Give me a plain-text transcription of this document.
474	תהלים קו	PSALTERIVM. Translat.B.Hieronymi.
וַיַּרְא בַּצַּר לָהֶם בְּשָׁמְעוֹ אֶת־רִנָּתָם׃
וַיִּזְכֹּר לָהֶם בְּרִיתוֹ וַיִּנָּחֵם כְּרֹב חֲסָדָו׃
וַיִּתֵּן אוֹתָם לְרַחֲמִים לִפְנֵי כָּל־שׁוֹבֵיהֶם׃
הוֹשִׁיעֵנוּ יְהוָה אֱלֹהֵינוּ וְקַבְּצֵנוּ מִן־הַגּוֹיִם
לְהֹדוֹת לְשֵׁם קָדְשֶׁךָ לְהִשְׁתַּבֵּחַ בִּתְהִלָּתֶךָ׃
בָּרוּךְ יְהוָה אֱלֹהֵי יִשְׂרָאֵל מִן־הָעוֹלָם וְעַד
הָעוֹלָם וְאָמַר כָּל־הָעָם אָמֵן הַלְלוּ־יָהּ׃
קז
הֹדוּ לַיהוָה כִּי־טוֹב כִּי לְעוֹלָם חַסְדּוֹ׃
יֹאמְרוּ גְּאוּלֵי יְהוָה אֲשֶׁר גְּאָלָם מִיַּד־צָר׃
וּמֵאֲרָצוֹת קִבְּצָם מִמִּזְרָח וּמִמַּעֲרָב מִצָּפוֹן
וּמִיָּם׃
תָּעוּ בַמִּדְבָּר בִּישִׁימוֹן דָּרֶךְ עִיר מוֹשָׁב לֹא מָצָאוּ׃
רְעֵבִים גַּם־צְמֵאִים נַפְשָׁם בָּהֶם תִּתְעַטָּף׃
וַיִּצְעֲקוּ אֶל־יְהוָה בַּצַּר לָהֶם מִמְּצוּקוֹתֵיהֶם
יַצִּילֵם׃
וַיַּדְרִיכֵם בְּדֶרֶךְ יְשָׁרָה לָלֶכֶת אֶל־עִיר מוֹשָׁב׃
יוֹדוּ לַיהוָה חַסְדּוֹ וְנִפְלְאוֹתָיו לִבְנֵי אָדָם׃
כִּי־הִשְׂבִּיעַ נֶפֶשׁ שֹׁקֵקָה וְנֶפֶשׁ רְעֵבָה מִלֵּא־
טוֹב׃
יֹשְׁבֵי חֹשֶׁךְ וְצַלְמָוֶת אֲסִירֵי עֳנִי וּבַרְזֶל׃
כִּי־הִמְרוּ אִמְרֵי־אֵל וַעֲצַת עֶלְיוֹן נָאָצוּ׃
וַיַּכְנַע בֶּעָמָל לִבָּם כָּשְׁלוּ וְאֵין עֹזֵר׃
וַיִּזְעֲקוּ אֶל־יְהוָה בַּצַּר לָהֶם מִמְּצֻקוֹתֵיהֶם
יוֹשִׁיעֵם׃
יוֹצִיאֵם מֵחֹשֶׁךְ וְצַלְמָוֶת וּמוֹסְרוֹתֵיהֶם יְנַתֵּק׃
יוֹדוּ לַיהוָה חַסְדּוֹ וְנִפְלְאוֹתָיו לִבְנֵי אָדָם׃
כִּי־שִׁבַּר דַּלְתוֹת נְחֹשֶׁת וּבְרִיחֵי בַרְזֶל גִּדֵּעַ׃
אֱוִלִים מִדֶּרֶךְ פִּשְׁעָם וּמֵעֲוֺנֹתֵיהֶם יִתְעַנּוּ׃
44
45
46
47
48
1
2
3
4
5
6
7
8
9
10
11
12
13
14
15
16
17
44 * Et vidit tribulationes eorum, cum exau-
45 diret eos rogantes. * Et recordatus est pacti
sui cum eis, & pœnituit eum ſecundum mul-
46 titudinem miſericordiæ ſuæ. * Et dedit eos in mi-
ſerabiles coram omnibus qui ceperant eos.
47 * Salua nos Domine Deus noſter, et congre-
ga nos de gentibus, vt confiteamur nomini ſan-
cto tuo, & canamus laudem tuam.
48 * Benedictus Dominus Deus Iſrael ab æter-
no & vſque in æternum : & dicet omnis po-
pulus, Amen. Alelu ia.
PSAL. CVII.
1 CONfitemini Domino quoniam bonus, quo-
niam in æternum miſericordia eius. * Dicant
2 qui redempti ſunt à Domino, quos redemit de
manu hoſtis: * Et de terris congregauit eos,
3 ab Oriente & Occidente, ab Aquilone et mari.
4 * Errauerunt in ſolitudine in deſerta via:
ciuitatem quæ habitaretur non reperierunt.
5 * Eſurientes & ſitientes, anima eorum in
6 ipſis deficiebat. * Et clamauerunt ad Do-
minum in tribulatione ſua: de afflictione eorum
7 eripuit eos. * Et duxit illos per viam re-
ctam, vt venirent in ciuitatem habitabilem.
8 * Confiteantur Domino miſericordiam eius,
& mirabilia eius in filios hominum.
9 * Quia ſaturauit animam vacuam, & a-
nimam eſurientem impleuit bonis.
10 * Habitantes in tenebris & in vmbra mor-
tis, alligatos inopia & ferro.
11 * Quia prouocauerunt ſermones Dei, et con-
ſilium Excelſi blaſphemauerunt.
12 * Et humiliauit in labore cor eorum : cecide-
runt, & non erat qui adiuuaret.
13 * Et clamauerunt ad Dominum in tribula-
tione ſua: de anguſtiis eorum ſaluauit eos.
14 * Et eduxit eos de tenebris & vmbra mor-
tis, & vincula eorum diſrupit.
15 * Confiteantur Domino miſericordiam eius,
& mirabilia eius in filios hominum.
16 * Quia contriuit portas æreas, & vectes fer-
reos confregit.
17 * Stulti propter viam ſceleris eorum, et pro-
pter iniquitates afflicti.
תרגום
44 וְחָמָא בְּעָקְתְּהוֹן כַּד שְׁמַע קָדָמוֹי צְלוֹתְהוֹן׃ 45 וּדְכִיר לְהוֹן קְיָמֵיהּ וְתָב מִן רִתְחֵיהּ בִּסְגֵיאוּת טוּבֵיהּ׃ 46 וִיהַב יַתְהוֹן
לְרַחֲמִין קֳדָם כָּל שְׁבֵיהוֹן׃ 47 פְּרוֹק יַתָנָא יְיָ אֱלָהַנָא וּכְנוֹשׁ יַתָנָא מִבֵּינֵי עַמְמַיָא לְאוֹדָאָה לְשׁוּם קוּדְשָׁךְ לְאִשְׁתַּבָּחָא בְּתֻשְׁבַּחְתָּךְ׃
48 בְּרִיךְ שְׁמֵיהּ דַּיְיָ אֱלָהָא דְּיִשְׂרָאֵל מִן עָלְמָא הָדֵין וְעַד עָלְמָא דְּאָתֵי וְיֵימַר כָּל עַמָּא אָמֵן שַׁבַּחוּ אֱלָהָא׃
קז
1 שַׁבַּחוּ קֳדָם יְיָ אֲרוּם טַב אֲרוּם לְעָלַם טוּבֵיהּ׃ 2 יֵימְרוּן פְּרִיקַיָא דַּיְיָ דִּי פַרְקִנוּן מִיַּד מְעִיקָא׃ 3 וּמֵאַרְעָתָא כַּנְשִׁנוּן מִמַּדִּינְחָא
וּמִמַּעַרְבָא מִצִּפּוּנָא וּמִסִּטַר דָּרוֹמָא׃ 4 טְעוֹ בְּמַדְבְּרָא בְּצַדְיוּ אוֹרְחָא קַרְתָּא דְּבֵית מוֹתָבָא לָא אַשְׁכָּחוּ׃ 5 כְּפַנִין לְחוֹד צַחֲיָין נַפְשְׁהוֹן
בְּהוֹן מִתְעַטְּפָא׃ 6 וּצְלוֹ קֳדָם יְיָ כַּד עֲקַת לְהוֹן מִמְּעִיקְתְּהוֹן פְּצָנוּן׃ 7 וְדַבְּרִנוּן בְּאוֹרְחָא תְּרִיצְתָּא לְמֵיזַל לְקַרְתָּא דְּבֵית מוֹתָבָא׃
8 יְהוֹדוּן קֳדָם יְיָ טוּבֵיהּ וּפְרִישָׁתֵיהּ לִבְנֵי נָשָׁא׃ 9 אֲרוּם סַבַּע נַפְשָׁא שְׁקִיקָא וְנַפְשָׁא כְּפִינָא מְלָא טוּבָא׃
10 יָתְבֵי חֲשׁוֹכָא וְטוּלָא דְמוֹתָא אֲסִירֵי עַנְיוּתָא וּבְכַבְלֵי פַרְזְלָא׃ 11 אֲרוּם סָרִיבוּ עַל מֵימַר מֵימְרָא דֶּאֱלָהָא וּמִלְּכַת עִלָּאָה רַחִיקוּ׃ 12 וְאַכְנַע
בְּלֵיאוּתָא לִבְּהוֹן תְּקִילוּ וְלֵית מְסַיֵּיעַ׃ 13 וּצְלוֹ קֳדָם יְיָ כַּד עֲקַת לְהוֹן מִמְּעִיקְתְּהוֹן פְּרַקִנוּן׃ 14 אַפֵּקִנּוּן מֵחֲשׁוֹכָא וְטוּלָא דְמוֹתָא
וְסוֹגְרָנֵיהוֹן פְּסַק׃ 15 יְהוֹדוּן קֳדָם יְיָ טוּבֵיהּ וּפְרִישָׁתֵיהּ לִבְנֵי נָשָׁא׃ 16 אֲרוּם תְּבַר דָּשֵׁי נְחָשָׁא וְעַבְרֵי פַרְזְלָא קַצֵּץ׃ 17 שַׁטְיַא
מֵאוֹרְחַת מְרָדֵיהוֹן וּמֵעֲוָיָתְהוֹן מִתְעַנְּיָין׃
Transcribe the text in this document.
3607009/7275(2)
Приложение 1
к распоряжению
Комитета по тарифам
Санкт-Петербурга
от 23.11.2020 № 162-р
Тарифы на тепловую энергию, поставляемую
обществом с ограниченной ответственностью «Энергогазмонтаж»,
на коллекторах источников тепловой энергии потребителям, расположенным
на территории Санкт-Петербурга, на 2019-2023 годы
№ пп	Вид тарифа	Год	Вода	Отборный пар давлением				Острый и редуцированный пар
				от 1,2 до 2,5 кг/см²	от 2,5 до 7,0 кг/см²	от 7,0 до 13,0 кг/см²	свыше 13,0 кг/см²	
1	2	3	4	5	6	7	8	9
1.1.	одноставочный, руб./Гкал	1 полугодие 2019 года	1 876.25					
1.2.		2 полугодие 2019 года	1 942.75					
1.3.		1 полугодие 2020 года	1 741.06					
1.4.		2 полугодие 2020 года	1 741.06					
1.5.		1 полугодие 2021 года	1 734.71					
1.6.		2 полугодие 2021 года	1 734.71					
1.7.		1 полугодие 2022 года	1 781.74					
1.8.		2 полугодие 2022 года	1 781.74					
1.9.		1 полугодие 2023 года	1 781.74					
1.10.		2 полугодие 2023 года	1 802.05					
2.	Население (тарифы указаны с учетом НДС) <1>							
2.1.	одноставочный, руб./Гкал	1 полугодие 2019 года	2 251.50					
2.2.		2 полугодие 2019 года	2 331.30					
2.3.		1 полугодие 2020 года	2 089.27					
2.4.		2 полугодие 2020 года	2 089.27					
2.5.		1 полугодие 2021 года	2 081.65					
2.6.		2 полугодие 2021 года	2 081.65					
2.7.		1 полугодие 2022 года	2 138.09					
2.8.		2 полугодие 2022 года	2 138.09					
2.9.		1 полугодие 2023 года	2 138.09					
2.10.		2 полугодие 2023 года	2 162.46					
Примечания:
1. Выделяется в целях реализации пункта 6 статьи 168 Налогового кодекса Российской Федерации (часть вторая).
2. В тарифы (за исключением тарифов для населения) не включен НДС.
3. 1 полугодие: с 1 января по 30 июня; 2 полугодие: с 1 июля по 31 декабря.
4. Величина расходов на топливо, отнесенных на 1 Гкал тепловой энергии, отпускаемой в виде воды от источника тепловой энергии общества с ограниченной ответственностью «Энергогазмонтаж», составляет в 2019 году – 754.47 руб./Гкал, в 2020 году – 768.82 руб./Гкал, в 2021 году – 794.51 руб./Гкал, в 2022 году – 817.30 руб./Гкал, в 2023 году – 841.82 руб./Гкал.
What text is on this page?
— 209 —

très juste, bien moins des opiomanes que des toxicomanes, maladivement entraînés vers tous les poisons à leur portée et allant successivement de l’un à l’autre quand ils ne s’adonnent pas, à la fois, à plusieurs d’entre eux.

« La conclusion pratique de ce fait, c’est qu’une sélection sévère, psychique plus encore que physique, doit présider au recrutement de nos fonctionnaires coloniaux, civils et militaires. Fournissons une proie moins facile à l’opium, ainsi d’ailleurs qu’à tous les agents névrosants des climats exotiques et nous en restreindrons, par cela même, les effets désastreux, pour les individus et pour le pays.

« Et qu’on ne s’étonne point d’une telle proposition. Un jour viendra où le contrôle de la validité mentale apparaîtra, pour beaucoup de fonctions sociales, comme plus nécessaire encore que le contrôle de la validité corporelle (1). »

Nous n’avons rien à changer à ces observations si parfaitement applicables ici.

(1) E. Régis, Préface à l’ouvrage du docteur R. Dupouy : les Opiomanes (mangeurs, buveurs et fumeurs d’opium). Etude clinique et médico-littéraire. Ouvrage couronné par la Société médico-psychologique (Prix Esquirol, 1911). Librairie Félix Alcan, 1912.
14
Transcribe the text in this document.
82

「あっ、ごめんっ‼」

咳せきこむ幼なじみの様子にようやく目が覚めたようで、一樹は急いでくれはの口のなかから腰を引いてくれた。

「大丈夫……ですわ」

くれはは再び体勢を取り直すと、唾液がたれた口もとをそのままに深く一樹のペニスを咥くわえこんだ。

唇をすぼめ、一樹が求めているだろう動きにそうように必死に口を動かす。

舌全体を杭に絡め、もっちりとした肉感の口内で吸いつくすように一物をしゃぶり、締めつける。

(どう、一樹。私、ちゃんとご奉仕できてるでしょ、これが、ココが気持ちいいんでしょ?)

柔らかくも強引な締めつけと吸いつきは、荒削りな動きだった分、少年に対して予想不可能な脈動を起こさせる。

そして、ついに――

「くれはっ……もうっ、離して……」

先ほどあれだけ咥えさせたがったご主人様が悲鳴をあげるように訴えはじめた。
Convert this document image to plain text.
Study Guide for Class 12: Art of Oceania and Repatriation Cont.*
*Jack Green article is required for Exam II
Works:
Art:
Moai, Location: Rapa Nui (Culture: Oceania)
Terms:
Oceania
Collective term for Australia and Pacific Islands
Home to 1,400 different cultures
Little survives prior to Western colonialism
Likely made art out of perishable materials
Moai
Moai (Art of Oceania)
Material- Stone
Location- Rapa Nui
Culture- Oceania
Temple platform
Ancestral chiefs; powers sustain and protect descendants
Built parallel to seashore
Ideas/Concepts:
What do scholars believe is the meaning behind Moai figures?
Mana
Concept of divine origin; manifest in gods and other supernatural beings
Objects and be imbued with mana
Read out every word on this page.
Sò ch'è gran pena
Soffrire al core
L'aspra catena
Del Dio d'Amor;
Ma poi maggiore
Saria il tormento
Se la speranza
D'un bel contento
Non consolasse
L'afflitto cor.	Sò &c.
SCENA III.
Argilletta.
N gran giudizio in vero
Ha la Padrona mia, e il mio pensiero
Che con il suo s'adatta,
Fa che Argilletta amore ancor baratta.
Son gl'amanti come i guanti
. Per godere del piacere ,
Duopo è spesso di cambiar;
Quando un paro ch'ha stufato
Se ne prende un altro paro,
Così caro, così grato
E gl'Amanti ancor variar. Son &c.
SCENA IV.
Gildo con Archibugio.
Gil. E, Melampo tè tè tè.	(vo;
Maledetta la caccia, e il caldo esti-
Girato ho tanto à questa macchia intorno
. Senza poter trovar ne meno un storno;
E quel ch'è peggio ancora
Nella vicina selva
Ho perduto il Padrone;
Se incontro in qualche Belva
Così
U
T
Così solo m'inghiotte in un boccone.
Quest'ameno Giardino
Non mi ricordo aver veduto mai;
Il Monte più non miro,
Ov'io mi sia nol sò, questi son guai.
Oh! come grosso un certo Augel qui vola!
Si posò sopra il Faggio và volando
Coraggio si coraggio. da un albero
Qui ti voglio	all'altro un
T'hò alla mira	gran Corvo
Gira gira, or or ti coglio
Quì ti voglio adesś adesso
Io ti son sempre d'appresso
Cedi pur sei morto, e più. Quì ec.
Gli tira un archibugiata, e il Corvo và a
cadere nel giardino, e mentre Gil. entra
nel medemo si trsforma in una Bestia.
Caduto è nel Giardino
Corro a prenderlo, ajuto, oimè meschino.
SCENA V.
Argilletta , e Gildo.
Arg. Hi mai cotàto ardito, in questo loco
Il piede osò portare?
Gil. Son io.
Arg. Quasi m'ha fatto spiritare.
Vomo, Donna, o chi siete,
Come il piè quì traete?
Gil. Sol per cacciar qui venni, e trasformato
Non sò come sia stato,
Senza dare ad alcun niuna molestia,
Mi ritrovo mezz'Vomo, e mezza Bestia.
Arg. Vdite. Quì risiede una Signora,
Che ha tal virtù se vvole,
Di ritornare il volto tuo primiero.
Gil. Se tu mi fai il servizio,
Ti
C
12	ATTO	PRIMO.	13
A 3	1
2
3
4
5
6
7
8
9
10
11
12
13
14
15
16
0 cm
- - - - -
> _Challenge_:
Quote the line that contains "Read out every word on this page." and each line after it through the end of the data, exactly, leaving out everything else.

> _The completed task_:
Read out every word on this page.
Sò ch'è gran pena
Soffrire al core
L'aspra catena
Del Dio d'Amor;
Ma poi maggiore
Saria il tormento
Se la speranza
D'un bel contento
Non consolasse
L'afflitto cor.	Sò &c.
SCENA III.
Argilletta.
N gran giudizio in vero
Ha la Padrona mia, e il mio pensiero
Che con il suo s'adatta,
Fa che Argilletta amore ancor baratta.
Son gl'amanti come i guanti
. Per godere del piacere ,
Duopo è spesso di cambiar;
Quando un paro ch'ha stufato
Se ne prende un altro paro,
Così caro, così grato
E gl'Amanti ancor variar. Son &c.
SCENA IV.
Gildo con Archibugio.
Gil. E, Melampo tè tè tè.	(vo;
Maledetta la caccia, e il caldo esti-
Girato ho tanto à questa macchia intorno
. Senza poter trovar ne meno un storno;
E quel ch'è peggio ancora
Nella vicina selva
Ho perduto il Padrone;
Se incontro in qualche Belva
Così
U
T
Così solo m'inghiotte in un boccone.
Quest'ameno Giardino
Non mi ricordo aver veduto mai;
Il Monte più non miro,
Ov'io mi sia nol sò, questi son guai.
Oh! come grosso un certo Augel qui vola!
Si posò sopra il Faggio và volando
Coraggio si coraggio. da un albero
Qui ti voglio	all'altro un
T'hò alla mira	gran Corvo
Gira gira, or or ti coglio
Quì ti voglio adesś adesso
Io ti son sempre d'appresso
Cedi pur sei morto, e più. Quì ec.
Gli tira un archibugiata, e il Corvo và a
cadere nel giardino, e mentre Gil. entra
nel medemo si trsforma in una Bestia.
Caduto è nel Giardino
Corro a prenderlo, ajuto, oimè meschino.
SCENA V.
Argilletta , e Gildo.
Arg. Hi mai cotàto ardito, in questo loco
Il piede osò portare?
Gil. Son io.
Arg. Quasi m'ha fatto spiritare.
Vomo, Donna, o chi siete,
Come il piè quì traete?
Gil. Sol per cacciar qui venni, e trasformato
Non sò come sia stato,
Senza dare ad alcun niuna molestia,
Mi ritrovo mezz'Vomo, e mezza Bestia.
Arg. Vdite. Quì risiede una Signora,
Che ha tal virtù se vvole,
Di ritornare il volto tuo primiero.
Gil. Se tu mi fai il servizio,
Ti
C
12	ATTO	PRIMO.	13
A 3	1
2
3
4
5
6
7
8
9
10
11
12
13
14
15
16
0 cm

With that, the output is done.